What is needed:
Please print every record below exactly as it appears.
─── Listed records
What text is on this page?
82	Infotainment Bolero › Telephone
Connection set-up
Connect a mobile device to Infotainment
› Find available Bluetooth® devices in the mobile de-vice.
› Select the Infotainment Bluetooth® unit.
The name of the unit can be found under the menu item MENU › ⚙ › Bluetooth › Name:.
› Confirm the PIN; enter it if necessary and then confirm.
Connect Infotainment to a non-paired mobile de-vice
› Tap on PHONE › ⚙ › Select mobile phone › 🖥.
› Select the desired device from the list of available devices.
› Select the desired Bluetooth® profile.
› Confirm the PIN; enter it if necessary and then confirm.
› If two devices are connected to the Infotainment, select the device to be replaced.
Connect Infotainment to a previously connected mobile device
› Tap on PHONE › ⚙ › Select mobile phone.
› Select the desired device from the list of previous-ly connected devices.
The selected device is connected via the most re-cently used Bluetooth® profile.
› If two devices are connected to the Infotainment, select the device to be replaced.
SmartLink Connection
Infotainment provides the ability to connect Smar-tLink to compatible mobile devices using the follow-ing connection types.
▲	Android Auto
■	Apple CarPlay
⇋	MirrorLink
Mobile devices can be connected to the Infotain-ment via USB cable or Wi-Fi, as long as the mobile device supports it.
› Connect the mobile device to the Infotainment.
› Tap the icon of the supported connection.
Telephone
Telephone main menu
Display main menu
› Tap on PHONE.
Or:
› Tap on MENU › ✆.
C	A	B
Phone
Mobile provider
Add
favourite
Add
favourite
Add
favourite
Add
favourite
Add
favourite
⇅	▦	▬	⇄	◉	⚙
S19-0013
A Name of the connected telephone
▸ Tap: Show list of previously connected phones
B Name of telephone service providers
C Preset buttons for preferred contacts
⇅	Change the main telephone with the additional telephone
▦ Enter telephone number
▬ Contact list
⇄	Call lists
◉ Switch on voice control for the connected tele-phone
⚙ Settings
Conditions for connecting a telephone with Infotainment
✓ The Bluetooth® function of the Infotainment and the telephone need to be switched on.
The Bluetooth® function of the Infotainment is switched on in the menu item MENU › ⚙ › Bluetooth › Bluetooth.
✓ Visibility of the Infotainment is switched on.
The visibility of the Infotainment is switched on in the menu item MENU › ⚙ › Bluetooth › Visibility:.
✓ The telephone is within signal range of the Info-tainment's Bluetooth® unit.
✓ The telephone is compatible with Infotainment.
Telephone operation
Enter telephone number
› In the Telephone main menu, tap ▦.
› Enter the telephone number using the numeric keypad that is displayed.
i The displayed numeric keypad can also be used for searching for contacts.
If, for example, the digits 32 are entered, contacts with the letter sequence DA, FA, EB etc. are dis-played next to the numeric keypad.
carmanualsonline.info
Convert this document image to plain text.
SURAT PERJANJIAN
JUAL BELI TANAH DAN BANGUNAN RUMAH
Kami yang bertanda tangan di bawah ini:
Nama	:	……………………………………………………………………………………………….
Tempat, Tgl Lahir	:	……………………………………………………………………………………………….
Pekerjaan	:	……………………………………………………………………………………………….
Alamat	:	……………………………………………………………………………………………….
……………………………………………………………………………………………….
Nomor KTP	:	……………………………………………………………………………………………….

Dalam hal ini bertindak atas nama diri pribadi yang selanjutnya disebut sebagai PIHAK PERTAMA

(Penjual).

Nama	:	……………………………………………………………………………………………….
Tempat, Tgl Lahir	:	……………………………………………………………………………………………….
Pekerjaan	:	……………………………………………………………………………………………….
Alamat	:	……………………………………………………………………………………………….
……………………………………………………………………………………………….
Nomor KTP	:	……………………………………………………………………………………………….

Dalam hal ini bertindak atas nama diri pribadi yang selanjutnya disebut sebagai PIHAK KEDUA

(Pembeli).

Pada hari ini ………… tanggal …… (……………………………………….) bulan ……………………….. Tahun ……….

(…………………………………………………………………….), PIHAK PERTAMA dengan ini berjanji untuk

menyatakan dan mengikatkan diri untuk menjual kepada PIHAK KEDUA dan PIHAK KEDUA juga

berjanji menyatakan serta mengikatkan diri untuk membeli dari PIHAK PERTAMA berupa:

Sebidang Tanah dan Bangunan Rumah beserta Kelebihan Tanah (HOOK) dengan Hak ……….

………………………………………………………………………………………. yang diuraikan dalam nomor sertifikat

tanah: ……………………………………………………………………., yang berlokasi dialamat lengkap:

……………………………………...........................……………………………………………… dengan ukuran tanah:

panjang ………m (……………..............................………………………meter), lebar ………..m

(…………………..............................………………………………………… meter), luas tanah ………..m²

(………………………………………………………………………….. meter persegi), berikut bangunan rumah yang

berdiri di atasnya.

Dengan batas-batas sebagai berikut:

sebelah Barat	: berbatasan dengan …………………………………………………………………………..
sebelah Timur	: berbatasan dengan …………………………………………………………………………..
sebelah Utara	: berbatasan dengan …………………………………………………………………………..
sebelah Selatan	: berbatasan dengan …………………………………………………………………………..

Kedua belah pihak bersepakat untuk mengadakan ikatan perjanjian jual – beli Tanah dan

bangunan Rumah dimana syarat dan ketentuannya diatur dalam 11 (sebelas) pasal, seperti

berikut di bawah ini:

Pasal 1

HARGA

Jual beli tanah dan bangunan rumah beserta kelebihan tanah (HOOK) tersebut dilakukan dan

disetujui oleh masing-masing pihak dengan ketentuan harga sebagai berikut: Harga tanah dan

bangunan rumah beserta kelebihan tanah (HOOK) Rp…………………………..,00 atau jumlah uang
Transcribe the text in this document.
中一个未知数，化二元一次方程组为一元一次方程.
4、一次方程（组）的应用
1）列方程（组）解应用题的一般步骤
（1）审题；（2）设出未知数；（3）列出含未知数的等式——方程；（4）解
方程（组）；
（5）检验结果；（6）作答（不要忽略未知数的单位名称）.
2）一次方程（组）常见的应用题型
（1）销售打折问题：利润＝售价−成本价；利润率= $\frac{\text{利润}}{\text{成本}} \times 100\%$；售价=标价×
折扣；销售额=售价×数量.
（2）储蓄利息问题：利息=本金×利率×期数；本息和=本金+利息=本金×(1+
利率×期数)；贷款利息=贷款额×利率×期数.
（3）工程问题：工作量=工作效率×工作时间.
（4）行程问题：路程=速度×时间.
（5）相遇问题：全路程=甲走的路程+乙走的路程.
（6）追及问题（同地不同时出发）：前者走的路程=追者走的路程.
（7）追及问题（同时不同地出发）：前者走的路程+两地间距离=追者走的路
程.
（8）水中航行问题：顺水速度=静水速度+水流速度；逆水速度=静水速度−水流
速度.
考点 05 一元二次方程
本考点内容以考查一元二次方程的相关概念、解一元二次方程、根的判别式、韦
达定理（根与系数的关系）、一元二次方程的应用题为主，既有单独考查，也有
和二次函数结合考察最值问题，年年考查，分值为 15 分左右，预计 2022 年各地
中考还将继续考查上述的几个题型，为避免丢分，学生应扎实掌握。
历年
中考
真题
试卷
──────
Result below:
What text is on this page?
82	Infotainment Bolero › Telephone
Connection set-up
Connect a mobile device to Infotainment
› Find available Bluetooth® devices in the mobile de-vice.
› Select the Infotainment Bluetooth® unit.
The name of the unit can be found under the menu item MENU › ⚙ › Bluetooth › Name:.
› Confirm the PIN; enter it if necessary and then confirm.
Connect Infotainment to a non-paired mobile de-vice
› Tap on PHONE › ⚙ › Select mobile phone › 🖥.
› Select the desired device from the list of available devices.
› Select the desired Bluetooth® profile.
› Confirm the PIN; enter it if necessary and then confirm.
› If two devices are connected to the Infotainment, select the device to be replaced.
Connect Infotainment to a previously connected mobile device
› Tap on PHONE › ⚙ › Select mobile phone.
› Select the desired device from the list of previous-ly connected devices.
The selected device is connected via the most re-cently used Bluetooth® profile.
› If two devices are connected to the Infotainment, select the device to be replaced.
SmartLink Connection
Infotainment provides the ability to connect Smar-tLink to compatible mobile devices using the follow-ing connection types.
▲	Android Auto
■	Apple CarPlay
⇋	MirrorLink
Mobile devices can be connected to the Infotain-ment via USB cable or Wi-Fi, as long as the mobile device supports it.
› Connect the mobile device to the Infotainment.
› Tap the icon of the supported connection.
Telephone
Telephone main menu
Display main menu
› Tap on PHONE.
Or:
› Tap on MENU › ✆.
C	A	B
Phone
Mobile provider
Add
favourite
Add
favourite
Add
favourite
Add
favourite
Add
favourite
⇅	▦	▬	⇄	◉	⚙
S19-0013
A Name of the connected telephone
▸ Tap: Show list of previously connected phones
B Name of telephone service providers
C Preset buttons for preferred contacts
⇅	Change the main telephone with the additional telephone
▦ Enter telephone number
▬ Contact list
⇄	Call lists
◉ Switch on voice control for the connected tele-phone
⚙ Settings
Conditions for connecting a telephone with Infotainment
✓ The Bluetooth® function of the Infotainment and the telephone need to be switched on.
The Bluetooth® function of the Infotainment is switched on in the menu item MENU › ⚙ › Bluetooth › Bluetooth.
✓ Visibility of the Infotainment is switched on.
The visibility of the Infotainment is switched on in the menu item MENU › ⚙ › Bluetooth › Visibility:.
✓ The telephone is within signal range of the Info-tainment's Bluetooth® unit.
✓ The telephone is compatible with Infotainment.
Telephone operation
Enter telephone number
› In the Telephone main menu, tap ▦.
› Enter the telephone number using the numeric keypad that is displayed.
i The displayed numeric keypad can also be used for searching for contacts.
If, for example, the digits 32 are entered, contacts with the letter sequence DA, FA, EB etc. are dis-played next to the numeric keypad.
carmanualsonline.info
Convert this document image to plain text.
SURAT PERJANJIAN
JUAL BELI TANAH DAN BANGUNAN RUMAH
Kami yang bertanda tangan di bawah ini:
Nama	:	……………………………………………………………………………………………….
Tempat, Tgl Lahir	:	……………………………………………………………………………………………….
Pekerjaan	:	……………………………………………………………………………………………….
Alamat	:	……………………………………………………………………………………………….
……………………………………………………………………………………………….
Nomor KTP	:	……………………………………………………………………………………………….

Dalam hal ini bertindak atas nama diri pribadi yang selanjutnya disebut sebagai PIHAK PERTAMA

(Penjual).

Nama	:	……………………………………………………………………………………………….
Tempat, Tgl Lahir	:	……………………………………………………………………………………………….
Pekerjaan	:	……………………………………………………………………………………………….
Alamat	:	……………………………………………………………………………………………….
……………………………………………………………………………………………….
Nomor KTP	:	……………………………………………………………………………………………….

Dalam hal ini bertindak atas nama diri pribadi yang selanjutnya disebut sebagai PIHAK KEDUA

(Pembeli).

Pada hari ini ………… tanggal …… (……………………………………….) bulan ……………………….. Tahun ……….

(…………………………………………………………………….), PIHAK PERTAMA dengan ini berjanji untuk

menyatakan dan mengikatkan diri untuk menjual kepada PIHAK KEDUA dan PIHAK KEDUA juga

berjanji menyatakan serta mengikatkan diri untuk membeli dari PIHAK PERTAMA berupa:

Sebidang Tanah dan Bangunan Rumah beserta Kelebihan Tanah (HOOK) dengan Hak ……….

………………………………………………………………………………………. yang diuraikan dalam nomor sertifikat

tanah: ……………………………………………………………………., yang berlokasi dialamat lengkap:

……………………………………...........................……………………………………………… dengan ukuran tanah:

panjang ………m (……………..............................………………………meter), lebar ………..m

(…………………..............................………………………………………… meter), luas tanah ………..m²

(………………………………………………………………………….. meter persegi), berikut bangunan rumah yang

berdiri di atasnya.

Dengan batas-batas sebagai berikut:

sebelah Barat	: berbatasan dengan …………………………………………………………………………..
sebelah Timur	: berbatasan dengan …………………………………………………………………………..
sebelah Utara	: berbatasan dengan …………………………………………………………………………..
sebelah Selatan	: berbatasan dengan …………………………………………………………………………..

Kedua belah pihak bersepakat untuk mengadakan ikatan perjanjian jual – beli Tanah dan

bangunan Rumah dimana syarat dan ketentuannya diatur dalam 11 (sebelas) pasal, seperti

berikut di bawah ini:

Pasal 1

HARGA

Jual beli tanah dan bangunan rumah beserta kelebihan tanah (HOOK) tersebut dilakukan dan

disetujui oleh masing-masing pihak dengan ketentuan harga sebagai berikut: Harga tanah dan

bangunan rumah beserta kelebihan tanah (HOOK) Rp…………………………..,00 atau jumlah uang
Transcribe the text in this document.
中一个未知数，化二元一次方程组为一元一次方程.
4、一次方程（组）的应用
1）列方程（组）解应用题的一般步骤
（1）审题；（2）设出未知数；（3）列出含未知数的等式——方程；（4）解
方程（组）；
（5）检验结果；（6）作答（不要忽略未知数的单位名称）.
2）一次方程（组）常见的应用题型
（1）销售打折问题：利润＝售价−成本价；利润率= $\frac{\text{利润}}{\text{成本}} \times 100\%$；售价=标价×
折扣；销售额=售价×数量.
（2）储蓄利息问题：利息=本金×利率×期数；本息和=本金+利息=本金×(1+
利率×期数)；贷款利息=贷款额×利率×期数.
（3）工程问题：工作量=工作效率×工作时间.
（4）行程问题：路程=速度×时间.
（5）相遇问题：全路程=甲走的路程+乙走的路程.
（6）追及问题（同地不同时出发）：前者走的路程=追者走的路程.
（7）追及问题（同时不同地出发）：前者走的路程+两地间距离=追者走的路
程.
（8）水中航行问题：顺水速度=静水速度+水流速度；逆水速度=静水速度−水流
速度.
考点 05 一元二次方程
本考点内容以考查一元二次方程的相关概念、解一元二次方程、根的判别式、韦
达定理（根与系数的关系）、一元二次方程的应用题为主，既有单独考查，也有
和二次函数结合考察最值问题，年年考查，分值为 15 分左右，预计 2022 年各地
中考还将继续考查上述的几个题型，为避免丢分，学生应扎实掌握。
历年
中考
真题
试卷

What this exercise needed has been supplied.